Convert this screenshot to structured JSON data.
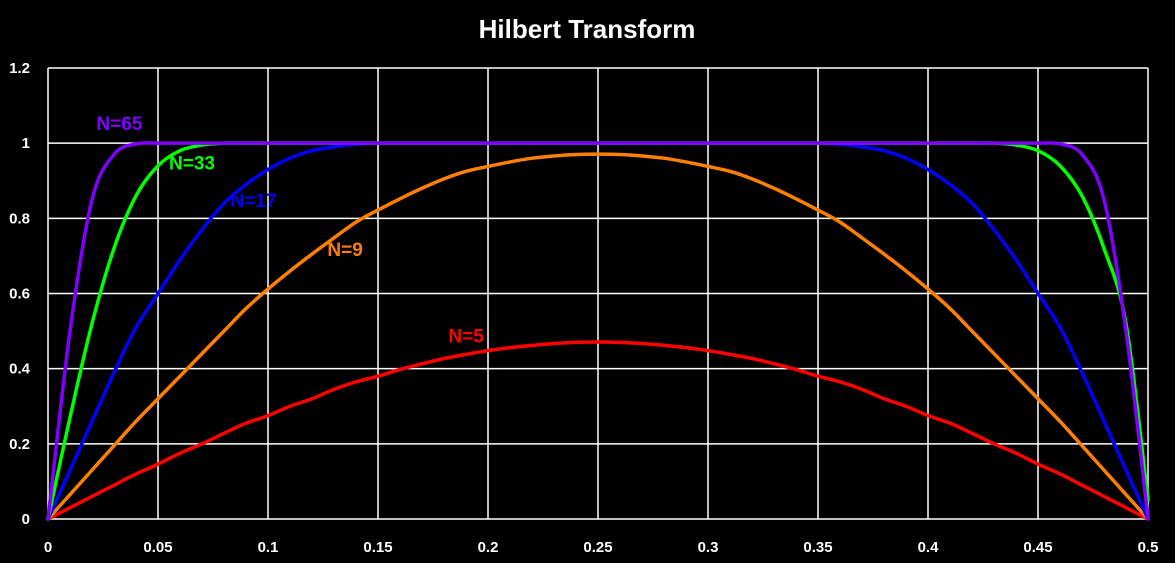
{
  "chart_data": {
    "type": "line",
    "title": "Hilbert Transform",
    "xlabel": "",
    "ylabel": "",
    "xlim": [
      0,
      0.5
    ],
    "ylim": [
      0,
      1.2
    ],
    "xticks": [
      0,
      0.05,
      0.1,
      0.15,
      0.2,
      0.25,
      0.3,
      0.35,
      0.4,
      0.45,
      0.5
    ],
    "xtick_labels": [
      "0",
      "0.05",
      "0.1",
      "0.15",
      "0.2",
      "0.25",
      "0.3",
      "0.35",
      "0.4",
      "0.45",
      "0.5"
    ],
    "yticks": [
      0,
      0.2,
      0.4,
      0.6,
      0.8,
      1,
      1.2
    ],
    "ytick_labels": [
      "0",
      "0.2",
      "0.4",
      "0.6",
      "0.8",
      "1",
      "1.2"
    ],
    "grid": true,
    "legend": "none",
    "background_color": "#000000",
    "x": [
      0,
      0.01,
      0.02,
      0.03,
      0.04,
      0.05,
      0.06,
      0.07,
      0.08,
      0.09,
      0.1,
      0.11,
      0.12,
      0.13,
      0.14,
      0.15,
      0.16,
      0.17,
      0.18,
      0.19,
      0.2,
      0.21,
      0.22,
      0.23,
      0.24,
      0.25,
      0.26,
      0.27,
      0.28,
      0.29,
      0.3,
      0.31,
      0.32,
      0.33,
      0.34,
      0.35,
      0.36,
      0.37,
      0.38,
      0.39,
      0.4,
      0.41,
      0.42,
      0.43,
      0.44,
      0.45,
      0.46,
      0.47,
      0.48,
      0.49,
      0.5
    ],
    "series": [
      {
        "name": "N=5",
        "color": "#ff0000",
        "values": [
          0,
          0.03,
          0.06,
          0.09,
          0.12,
          0.146,
          0.175,
          0.2,
          0.228,
          0.255,
          0.275,
          0.3,
          0.32,
          0.345,
          0.365,
          0.38,
          0.398,
          0.413,
          0.427,
          0.438,
          0.448,
          0.456,
          0.462,
          0.467,
          0.47,
          0.471,
          0.47,
          0.467,
          0.462,
          0.456,
          0.448,
          0.438,
          0.427,
          0.413,
          0.398,
          0.38,
          0.365,
          0.345,
          0.32,
          0.3,
          0.275,
          0.255,
          0.228,
          0.2,
          0.175,
          0.146,
          0.12,
          0.09,
          0.06,
          0.03,
          0
        ],
        "label": {
          "text": "N=5",
          "x": 0.182,
          "y": 0.47
        }
      },
      {
        "name": "N=9",
        "color": "#ff8000",
        "values": [
          0,
          0.065,
          0.13,
          0.195,
          0.26,
          0.32,
          0.38,
          0.44,
          0.5,
          0.56,
          0.612,
          0.66,
          0.705,
          0.748,
          0.79,
          0.822,
          0.852,
          0.88,
          0.905,
          0.925,
          0.938,
          0.95,
          0.96,
          0.966,
          0.97,
          0.971,
          0.97,
          0.966,
          0.96,
          0.95,
          0.938,
          0.925,
          0.905,
          0.88,
          0.852,
          0.822,
          0.79,
          0.748,
          0.705,
          0.66,
          0.612,
          0.56,
          0.5,
          0.44,
          0.38,
          0.32,
          0.26,
          0.195,
          0.13,
          0.065,
          0
        ],
        "label": {
          "text": "N=9",
          "x": 0.127,
          "y": 0.7
        }
      },
      {
        "name": "N=17",
        "color": "#0000ff",
        "values": [
          0,
          0.13,
          0.26,
          0.39,
          0.51,
          0.6,
          0.69,
          0.77,
          0.84,
          0.89,
          0.93,
          0.96,
          0.98,
          0.99,
          0.997,
          1.0,
          1.0,
          1.0,
          1.0,
          1.0,
          1.0,
          1.0,
          1.0,
          1.0,
          1.0,
          1.0,
          1.0,
          1.0,
          1.0,
          1.0,
          1.0,
          1.0,
          1.0,
          1.0,
          1.0,
          1.0,
          0.997,
          0.99,
          0.98,
          0.96,
          0.93,
          0.89,
          0.84,
          0.77,
          0.69,
          0.6,
          0.51,
          0.39,
          0.26,
          0.13,
          0
        ],
        "label": {
          "text": "N=17",
          "x": 0.083,
          "y": 0.83
        }
      },
      {
        "name": "N=33",
        "color": "#00ff00",
        "values": [
          0,
          0.27,
          0.52,
          0.72,
          0.86,
          0.94,
          0.98,
          0.995,
          1.0,
          1.0,
          1.0,
          1.0,
          1.0,
          1.0,
          1.0,
          1.0,
          1.0,
          1.0,
          1.0,
          1.0,
          1.0,
          1.0,
          1.0,
          1.0,
          1.0,
          1.0,
          1.0,
          1.0,
          1.0,
          1.0,
          1.0,
          1.0,
          1.0,
          1.0,
          1.0,
          1.0,
          1.0,
          1.0,
          1.0,
          1.0,
          1.0,
          1.0,
          1.0,
          1.0,
          0.995,
          0.98,
          0.94,
          0.86,
          0.72,
          0.52,
          0.05
        ],
        "label": {
          "text": "N=33",
          "x": 0.055,
          "y": 0.93
        }
      },
      {
        "name": "N=65",
        "color": "#7f00ff",
        "values": [
          0,
          0.5,
          0.85,
          0.97,
          0.998,
          1.0,
          1.0,
          1.0,
          1.0,
          1.0,
          1.0,
          1.0,
          1.0,
          1.0,
          1.0,
          1.0,
          1.0,
          1.0,
          1.0,
          1.0,
          1.0,
          1.0,
          1.0,
          1.0,
          1.0,
          1.0,
          1.0,
          1.0,
          1.0,
          1.0,
          1.0,
          1.0,
          1.0,
          1.0,
          1.0,
          1.0,
          1.0,
          1.0,
          1.0,
          1.0,
          1.0,
          1.0,
          1.0,
          1.0,
          1.0,
          1.0,
          0.998,
          0.97,
          0.85,
          0.5,
          0
        ],
        "label": {
          "text": "N=65",
          "x": 0.022,
          "y": 1.035
        }
      }
    ]
  }
}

=-=-=-=-=

**Written instruction**
The records above are to be restated exactly, without their pictures.

**Solution**
Convert this screenshot to structured JSON data.
{
  "chart_data": {
    "type": "line",
    "title": "Hilbert Transform",
    "xlabel": "",
    "ylabel": "",
    "xlim": [
      0,
      0.5
    ],
    "ylim": [
      0,
      1.2
    ],
    "xticks": [
      0,
      0.05,
      0.1,
      0.15,
      0.2,
      0.25,
      0.3,
      0.35,
      0.4,
      0.45,
      0.5
    ],
    "xtick_labels": [
      "0",
      "0.05",
      "0.1",
      "0.15",
      "0.2",
      "0.25",
      "0.3",
      "0.35",
      "0.4",
      "0.45",
      "0.5"
    ],
    "yticks": [
      0,
      0.2,
      0.4,
      0.6,
      0.8,
      1,
      1.2
    ],
    "ytick_labels": [
      "0",
      "0.2",
      "0.4",
      "0.6",
      "0.8",
      "1",
      "1.2"
    ],
    "grid": true,
    "legend": "none",
    "background_color": "#000000",
    "x": [
      0,
      0.01,
      0.02,
      0.03,
      0.04,
      0.05,
      0.06,
      0.07,
      0.08,
      0.09,
      0.1,
      0.11,
      0.12,
      0.13,
      0.14,
      0.15,
      0.16,
      0.17,
      0.18,
      0.19,
      0.2,
      0.21,
      0.22,
      0.23,
      0.24,
      0.25,
      0.26,
      0.27,
      0.28,
      0.29,
      0.3,
      0.31,
      0.32,
      0.33,
      0.34,
      0.35,
      0.36,
      0.37,
      0.38,
      0.39,
      0.4,
      0.41,
      0.42,
      0.43,
      0.44,
      0.45,
      0.46,
      0.47,
      0.48,
      0.49,
      0.5
    ],
    "series": [
      {
        "name": "N=5",
        "color": "#ff0000",
        "values": [
          0,
          0.03,
          0.06,
          0.09,
          0.12,
          0.146,
          0.175,
          0.2,
          0.228,
          0.255,
          0.275,
          0.3,
          0.32,
          0.345,
          0.365,
          0.38,
          0.398,
          0.413,
          0.427,
          0.438,
          0.448,
          0.456,
          0.462,
          0.467,
          0.47,
          0.471,
          0.47,
          0.467,
          0.462,
          0.456,
          0.448,
          0.438,
          0.427,
          0.413,
          0.398,
          0.38,
          0.365,
          0.345,
          0.32,
          0.3,
          0.275,
          0.255,
          0.228,
          0.2,
          0.175,
          0.146,
          0.12,
          0.09,
          0.06,
          0.03,
          0
        ],
        "label": {
          "text": "N=5",
          "x": 0.182,
          "y": 0.47
        }
      },
      {
        "name": "N=9",
        "color": "#ff8000",
        "values": [
          0,
          0.065,
          0.13,
          0.195,
          0.26,
          0.32,
          0.38,
          0.44,
          0.5,
          0.56,
          0.612,
          0.66,
          0.705,
          0.748,
          0.79,
          0.822,
          0.852,
          0.88,
          0.905,
          0.925,
          0.938,
          0.95,
          0.96,
          0.966,
          0.97,
          0.971,
          0.97,
          0.966,
          0.96,
          0.95,
          0.938,
          0.925,
          0.905,
          0.88,
          0.852,
          0.822,
          0.79,
          0.748,
          0.705,
          0.66,
          0.612,
          0.56,
          0.5,
          0.44,
          0.38,
          0.32,
          0.26,
          0.195,
          0.13,
          0.065,
          0
        ],
        "label": {
          "text": "N=9",
          "x": 0.127,
          "y": 0.7
        }
      },
      {
        "name": "N=17",
        "color": "#0000ff",
        "values": [
          0,
          0.13,
          0.26,
          0.39,
          0.51,
          0.6,
          0.69,
          0.77,
          0.84,
          0.89,
          0.93,
          0.96,
          0.98,
          0.99,
          0.997,
          1.0,
          1.0,
          1.0,
          1.0,
          1.0,
          1.0,
          1.0,
          1.0,
          1.0,
          1.0,
          1.0,
          1.0,
          1.0,
          1.0,
          1.0,
          1.0,
          1.0,
          1.0,
          1.0,
          1.0,
          1.0,
          0.997,
          0.99,
          0.98,
          0.96,
          0.93,
          0.89,
          0.84,
          0.77,
          0.69,
          0.6,
          0.51,
          0.39,
          0.26,
          0.13,
          0
        ],
        "label": {
          "text": "N=17",
          "x": 0.083,
          "y": 0.83
        }
      },
      {
        "name": "N=33",
        "color": "#00ff00",
        "values": [
          0,
          0.27,
          0.52,
          0.72,
          0.86,
          0.94,
          0.98,
          0.995,
          1.0,
          1.0,
          1.0,
          1.0,
          1.0,
          1.0,
          1.0,
          1.0,
          1.0,
          1.0,
          1.0,
          1.0,
          1.0,
          1.0,
          1.0,
          1.0,
          1.0,
          1.0,
          1.0,
          1.0,
          1.0,
          1.0,
          1.0,
          1.0,
          1.0,
          1.0,
          1.0,
          1.0,
          1.0,
          1.0,
          1.0,
          1.0,
          1.0,
          1.0,
          1.0,
          1.0,
          0.995,
          0.98,
          0.94,
          0.86,
          0.72,
          0.52,
          0.05
        ],
        "label": {
          "text": "N=33",
          "x": 0.055,
          "y": 0.93
        }
      },
      {
        "name": "N=65",
        "color": "#7f00ff",
        "values": [
          0,
          0.5,
          0.85,
          0.97,
          0.998,
          1.0,
          1.0,
          1.0,
          1.0,
          1.0,
          1.0,
          1.0,
          1.0,
          1.0,
          1.0,
          1.0,
          1.0,
          1.0,
          1.0,
          1.0,
          1.0,
          1.0,
          1.0,
          1.0,
          1.0,
          1.0,
          1.0,
          1.0,
          1.0,
          1.0,
          1.0,
          1.0,
          1.0,
          1.0,
          1.0,
          1.0,
          1.0,
          1.0,
          1.0,
          1.0,
          1.0,
          1.0,
          1.0,
          1.0,
          1.0,
          1.0,
          0.998,
          0.97,
          0.85,
          0.5,
          0
        ],
        "label": {
          "text": "N=65",
          "x": 0.022,
          "y": 1.035
        }
      }
    ]
  }
}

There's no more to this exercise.